RECORDED INFORMATION |
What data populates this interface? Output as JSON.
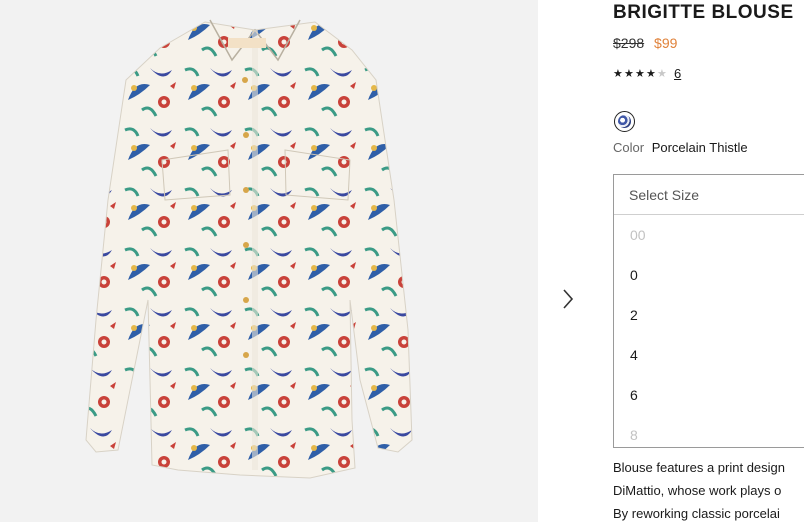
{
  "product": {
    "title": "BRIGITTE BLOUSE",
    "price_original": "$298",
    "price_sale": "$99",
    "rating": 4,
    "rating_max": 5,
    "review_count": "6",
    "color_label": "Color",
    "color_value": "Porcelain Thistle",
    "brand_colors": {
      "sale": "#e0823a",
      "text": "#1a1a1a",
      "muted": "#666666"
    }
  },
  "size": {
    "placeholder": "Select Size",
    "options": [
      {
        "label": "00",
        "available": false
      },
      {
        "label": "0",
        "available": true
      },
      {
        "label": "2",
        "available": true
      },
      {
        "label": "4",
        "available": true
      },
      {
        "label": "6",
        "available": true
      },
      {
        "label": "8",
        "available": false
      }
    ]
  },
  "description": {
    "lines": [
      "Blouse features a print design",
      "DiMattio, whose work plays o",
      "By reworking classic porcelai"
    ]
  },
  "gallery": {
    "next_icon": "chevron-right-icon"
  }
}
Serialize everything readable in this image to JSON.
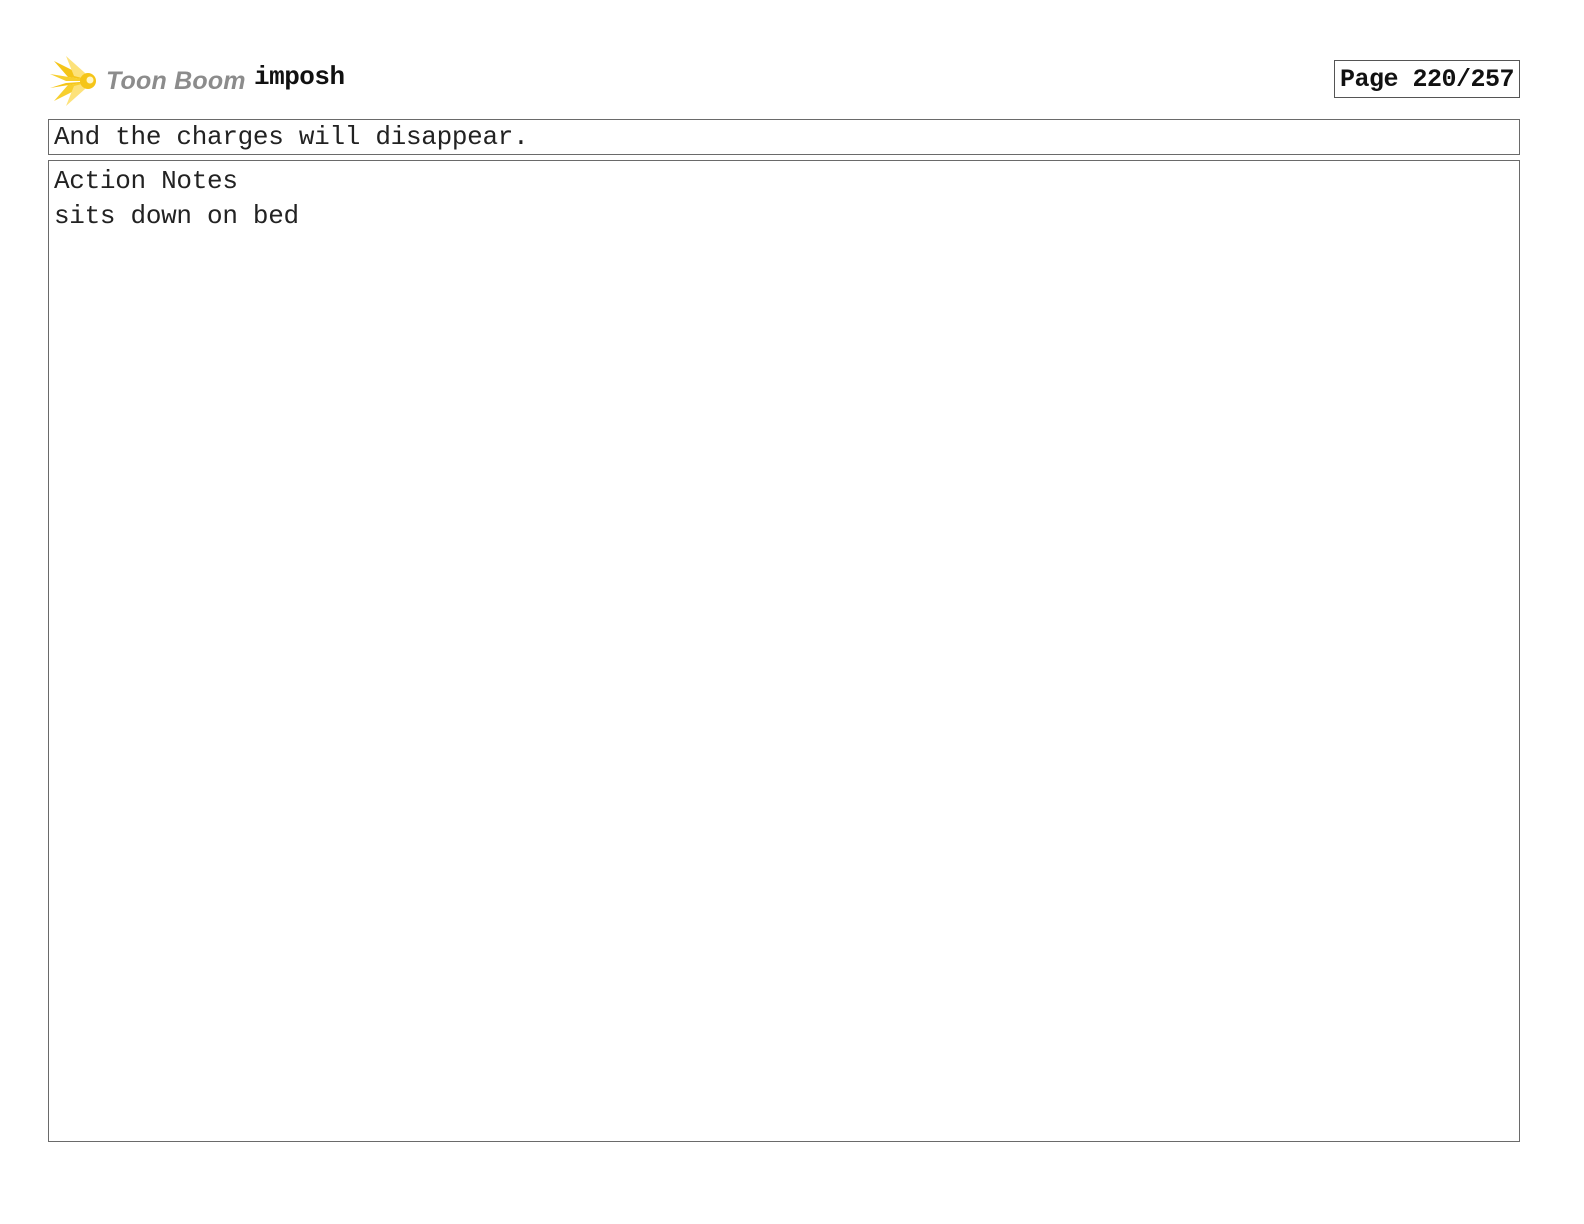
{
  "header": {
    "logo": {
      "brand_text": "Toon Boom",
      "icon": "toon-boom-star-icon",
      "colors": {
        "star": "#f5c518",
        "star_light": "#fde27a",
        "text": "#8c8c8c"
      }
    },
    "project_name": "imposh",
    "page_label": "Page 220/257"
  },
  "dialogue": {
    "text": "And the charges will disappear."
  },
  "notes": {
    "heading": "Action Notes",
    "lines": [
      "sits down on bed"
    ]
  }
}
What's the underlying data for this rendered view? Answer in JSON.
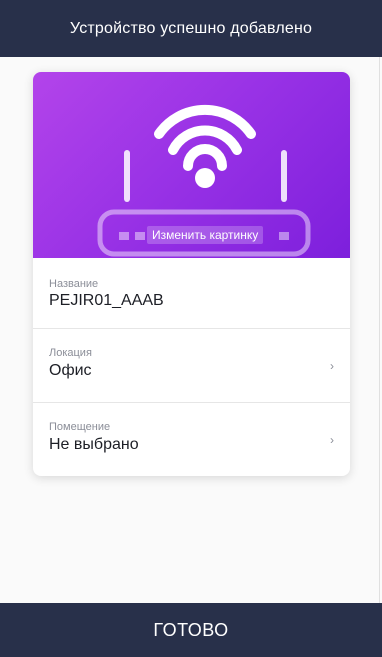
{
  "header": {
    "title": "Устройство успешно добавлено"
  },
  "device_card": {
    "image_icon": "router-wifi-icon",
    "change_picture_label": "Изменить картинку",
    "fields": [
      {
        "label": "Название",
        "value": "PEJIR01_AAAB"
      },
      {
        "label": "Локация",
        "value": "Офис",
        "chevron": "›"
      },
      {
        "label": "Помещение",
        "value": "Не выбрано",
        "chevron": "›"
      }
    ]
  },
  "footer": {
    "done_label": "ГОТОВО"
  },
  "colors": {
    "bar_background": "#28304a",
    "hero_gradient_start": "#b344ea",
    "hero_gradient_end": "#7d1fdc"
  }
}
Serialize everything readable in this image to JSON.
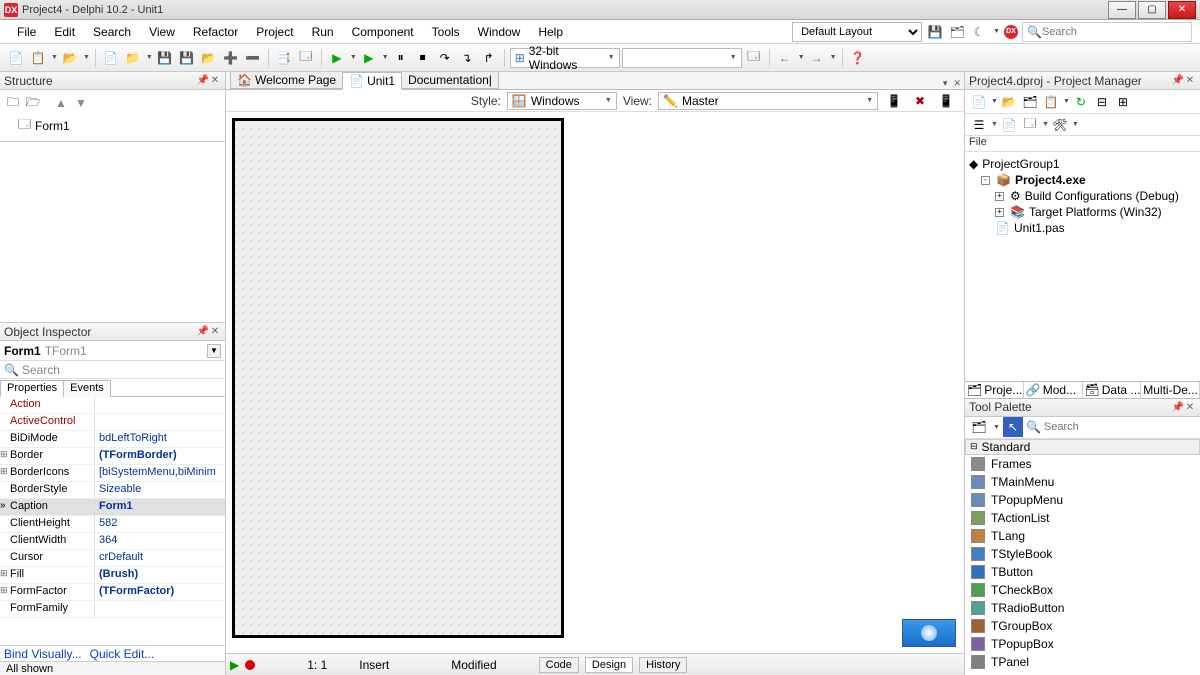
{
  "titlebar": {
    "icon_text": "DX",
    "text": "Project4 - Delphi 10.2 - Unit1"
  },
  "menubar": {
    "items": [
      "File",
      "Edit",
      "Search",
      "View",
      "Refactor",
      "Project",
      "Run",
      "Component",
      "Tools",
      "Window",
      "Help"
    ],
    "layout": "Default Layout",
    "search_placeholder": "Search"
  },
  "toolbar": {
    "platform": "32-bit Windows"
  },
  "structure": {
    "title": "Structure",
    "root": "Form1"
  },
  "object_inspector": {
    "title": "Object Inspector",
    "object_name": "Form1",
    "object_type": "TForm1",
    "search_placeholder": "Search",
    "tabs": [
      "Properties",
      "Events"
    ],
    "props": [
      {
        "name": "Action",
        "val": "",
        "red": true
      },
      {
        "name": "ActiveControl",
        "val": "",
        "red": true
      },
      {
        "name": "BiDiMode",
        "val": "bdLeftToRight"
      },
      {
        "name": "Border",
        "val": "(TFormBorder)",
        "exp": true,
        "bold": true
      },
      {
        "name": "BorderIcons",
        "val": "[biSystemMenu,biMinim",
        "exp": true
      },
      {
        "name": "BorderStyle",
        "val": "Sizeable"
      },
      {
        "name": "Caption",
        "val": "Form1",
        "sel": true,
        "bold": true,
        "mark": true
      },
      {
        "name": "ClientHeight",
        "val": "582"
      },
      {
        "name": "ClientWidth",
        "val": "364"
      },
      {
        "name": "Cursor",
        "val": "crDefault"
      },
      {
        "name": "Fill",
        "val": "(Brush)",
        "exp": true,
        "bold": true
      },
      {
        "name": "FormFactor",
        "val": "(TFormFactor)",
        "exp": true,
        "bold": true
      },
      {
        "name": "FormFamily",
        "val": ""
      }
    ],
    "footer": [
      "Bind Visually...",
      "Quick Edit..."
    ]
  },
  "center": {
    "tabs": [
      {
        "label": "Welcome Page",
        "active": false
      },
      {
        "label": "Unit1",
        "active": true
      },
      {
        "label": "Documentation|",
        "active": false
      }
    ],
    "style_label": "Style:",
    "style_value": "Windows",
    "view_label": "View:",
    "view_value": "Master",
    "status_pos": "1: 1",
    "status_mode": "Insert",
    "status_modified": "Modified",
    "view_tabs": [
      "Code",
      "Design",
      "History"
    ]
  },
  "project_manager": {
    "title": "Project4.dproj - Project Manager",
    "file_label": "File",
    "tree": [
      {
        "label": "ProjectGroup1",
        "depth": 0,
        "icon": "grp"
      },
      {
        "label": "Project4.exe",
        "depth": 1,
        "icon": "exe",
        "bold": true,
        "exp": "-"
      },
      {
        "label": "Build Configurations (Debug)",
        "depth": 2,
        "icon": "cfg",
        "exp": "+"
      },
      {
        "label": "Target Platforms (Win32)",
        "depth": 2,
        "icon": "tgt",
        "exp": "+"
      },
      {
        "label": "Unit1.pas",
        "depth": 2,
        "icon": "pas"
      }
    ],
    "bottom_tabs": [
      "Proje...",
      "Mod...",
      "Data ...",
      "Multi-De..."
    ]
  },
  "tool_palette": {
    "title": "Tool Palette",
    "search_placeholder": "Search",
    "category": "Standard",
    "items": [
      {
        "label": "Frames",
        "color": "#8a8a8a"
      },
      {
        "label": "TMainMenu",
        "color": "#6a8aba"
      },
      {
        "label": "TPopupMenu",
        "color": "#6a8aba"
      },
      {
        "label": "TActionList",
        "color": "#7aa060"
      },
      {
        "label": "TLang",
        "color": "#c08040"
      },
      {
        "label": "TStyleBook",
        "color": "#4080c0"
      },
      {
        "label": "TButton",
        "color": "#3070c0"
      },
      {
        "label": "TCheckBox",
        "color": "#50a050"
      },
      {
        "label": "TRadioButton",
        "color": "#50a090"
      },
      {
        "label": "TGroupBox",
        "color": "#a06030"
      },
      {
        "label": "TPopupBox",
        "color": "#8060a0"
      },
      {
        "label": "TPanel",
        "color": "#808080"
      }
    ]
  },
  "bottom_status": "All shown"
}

CHALLENGE |
What is the number of lines in these records that contain "JSON"? Reply with the number only.

WRITTEN RESPONSE |
4